Stated problem: Each entry below should be echoed exactly, with pictures omitted.

Input data:
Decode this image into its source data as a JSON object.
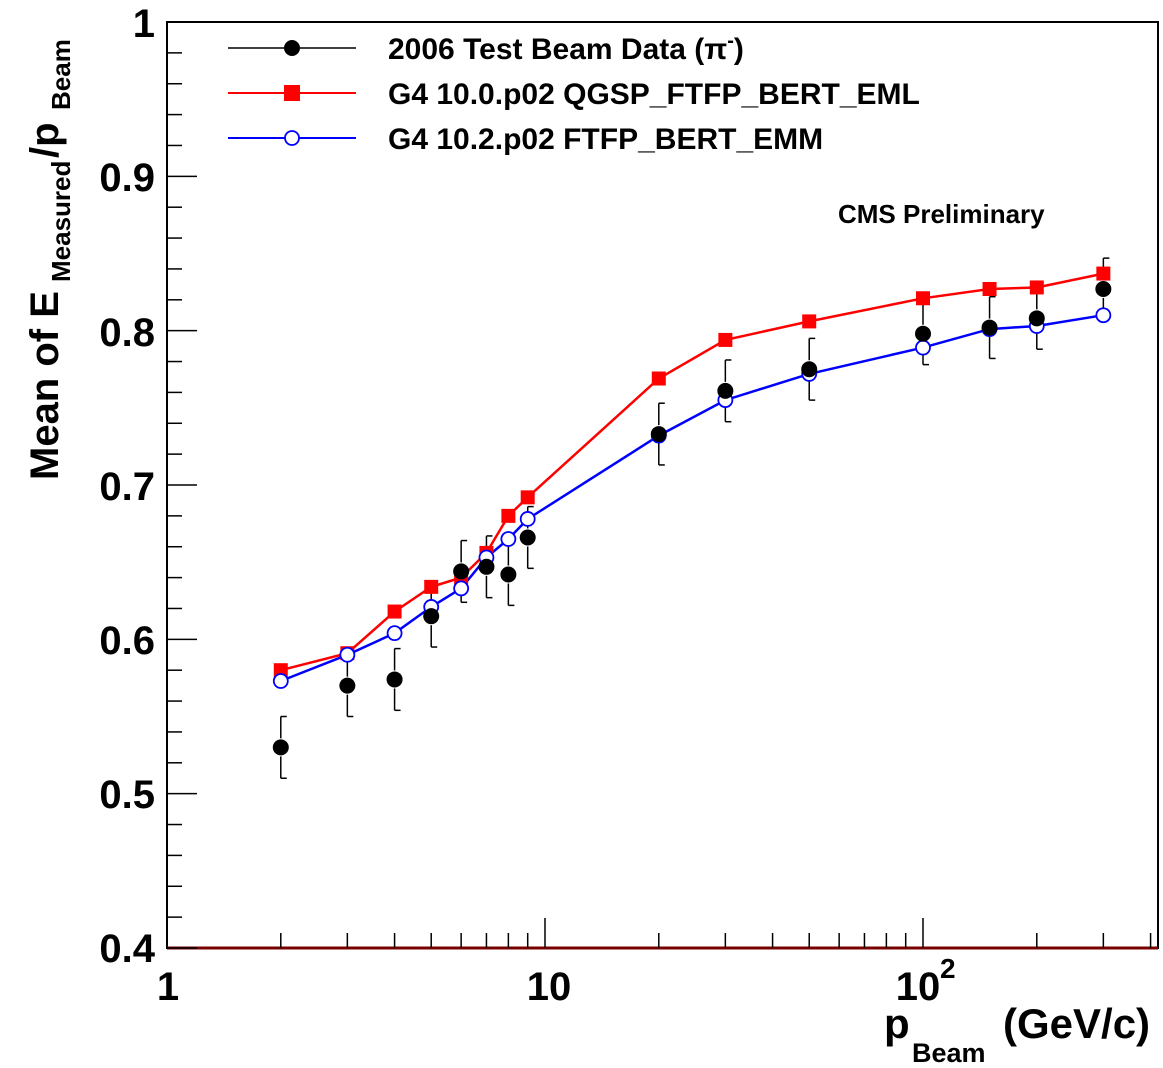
{
  "chart_data": {
    "type": "scatter",
    "x_scale": "log",
    "xlim": [
      1,
      400
    ],
    "ylim": [
      0.4,
      1.0
    ],
    "grid": false,
    "legend_position": "top-left",
    "axis_labels": {
      "y_main": "Mean of E",
      "y_sub1": "Measured",
      "y_mid": "/p",
      "y_sub2": "Beam",
      "x_main": "p",
      "x_sub": "Beam",
      "x_unit": "(GeV/c)"
    },
    "x_tick_labels": [
      "1",
      "10",
      "10",
      "2"
    ],
    "y_tick_labels": [
      "0.4",
      "0.5",
      "0.6",
      "0.7",
      "0.8",
      "0.9",
      "1"
    ],
    "annotation": "CMS Preliminary",
    "series": [
      {
        "name": "2006 Test Beam Data (π⁻)",
        "legend_main": "2006 Test Beam Data (π",
        "legend_sup": "-",
        "legend_end": ")",
        "color": "#000000",
        "marker": "filled-circle",
        "connected": false,
        "x": [
          2,
          3,
          4,
          5,
          6,
          7,
          8,
          9,
          20,
          30,
          50,
          100,
          150,
          200,
          300
        ],
        "y": [
          0.53,
          0.57,
          0.574,
          0.615,
          0.644,
          0.647,
          0.642,
          0.666,
          0.733,
          0.761,
          0.775,
          0.798,
          0.802,
          0.808,
          0.827
        ],
        "err": [
          0.02,
          0.02,
          0.02,
          0.02,
          0.02,
          0.02,
          0.02,
          0.02,
          0.02,
          0.02,
          0.02,
          0.02,
          0.02,
          0.02,
          0.02
        ]
      },
      {
        "name": "G4 10.0.p02 QGSP_FTFP_BERT_EML",
        "color": "#ff0000",
        "marker": "filled-square",
        "connected": true,
        "x": [
          2,
          3,
          4,
          5,
          6,
          7,
          8,
          9,
          20,
          30,
          50,
          100,
          150,
          200,
          300
        ],
        "y": [
          0.58,
          0.591,
          0.618,
          0.634,
          0.64,
          0.656,
          0.68,
          0.692,
          0.769,
          0.794,
          0.806,
          0.821,
          0.827,
          0.828,
          0.837
        ]
      },
      {
        "name": "G4 10.2.p02 FTFP_BERT_EMM",
        "color": "#0000ff",
        "marker": "open-circle",
        "connected": true,
        "x": [
          2,
          3,
          4,
          5,
          6,
          7,
          8,
          9,
          20,
          30,
          50,
          100,
          150,
          200,
          300
        ],
        "y": [
          0.573,
          0.59,
          0.604,
          0.621,
          0.633,
          0.653,
          0.665,
          0.678,
          0.732,
          0.755,
          0.772,
          0.789,
          0.801,
          0.803,
          0.81
        ]
      }
    ]
  }
}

Solution below:
Decode this image into its source data as a JSON object.
{
  "chart_data": {
    "type": "scatter",
    "x_scale": "log",
    "xlim": [
      1,
      400
    ],
    "ylim": [
      0.4,
      1.0
    ],
    "grid": false,
    "legend_position": "top-left",
    "axis_labels": {
      "y_main": "Mean of E",
      "y_sub1": "Measured",
      "y_mid": "/p",
      "y_sub2": "Beam",
      "x_main": "p",
      "x_sub": "Beam",
      "x_unit": "(GeV/c)"
    },
    "x_tick_labels": [
      "1",
      "10",
      "10",
      "2"
    ],
    "y_tick_labels": [
      "0.4",
      "0.5",
      "0.6",
      "0.7",
      "0.8",
      "0.9",
      "1"
    ],
    "annotation": "CMS Preliminary",
    "series": [
      {
        "name": "2006 Test Beam Data (π⁻)",
        "legend_main": "2006 Test Beam Data (π",
        "legend_sup": "-",
        "legend_end": ")",
        "color": "#000000",
        "marker": "filled-circle",
        "connected": false,
        "x": [
          2,
          3,
          4,
          5,
          6,
          7,
          8,
          9,
          20,
          30,
          50,
          100,
          150,
          200,
          300
        ],
        "y": [
          0.53,
          0.57,
          0.574,
          0.615,
          0.644,
          0.647,
          0.642,
          0.666,
          0.733,
          0.761,
          0.775,
          0.798,
          0.802,
          0.808,
          0.827
        ],
        "err": [
          0.02,
          0.02,
          0.02,
          0.02,
          0.02,
          0.02,
          0.02,
          0.02,
          0.02,
          0.02,
          0.02,
          0.02,
          0.02,
          0.02,
          0.02
        ]
      },
      {
        "name": "G4 10.0.p02 QGSP_FTFP_BERT_EML",
        "color": "#ff0000",
        "marker": "filled-square",
        "connected": true,
        "x": [
          2,
          3,
          4,
          5,
          6,
          7,
          8,
          9,
          20,
          30,
          50,
          100,
          150,
          200,
          300
        ],
        "y": [
          0.58,
          0.591,
          0.618,
          0.634,
          0.64,
          0.656,
          0.68,
          0.692,
          0.769,
          0.794,
          0.806,
          0.821,
          0.827,
          0.828,
          0.837
        ]
      },
      {
        "name": "G4 10.2.p02 FTFP_BERT_EMM",
        "color": "#0000ff",
        "marker": "open-circle",
        "connected": true,
        "x": [
          2,
          3,
          4,
          5,
          6,
          7,
          8,
          9,
          20,
          30,
          50,
          100,
          150,
          200,
          300
        ],
        "y": [
          0.573,
          0.59,
          0.604,
          0.621,
          0.633,
          0.653,
          0.665,
          0.678,
          0.732,
          0.755,
          0.772,
          0.789,
          0.801,
          0.803,
          0.81
        ]
      }
    ]
  }
}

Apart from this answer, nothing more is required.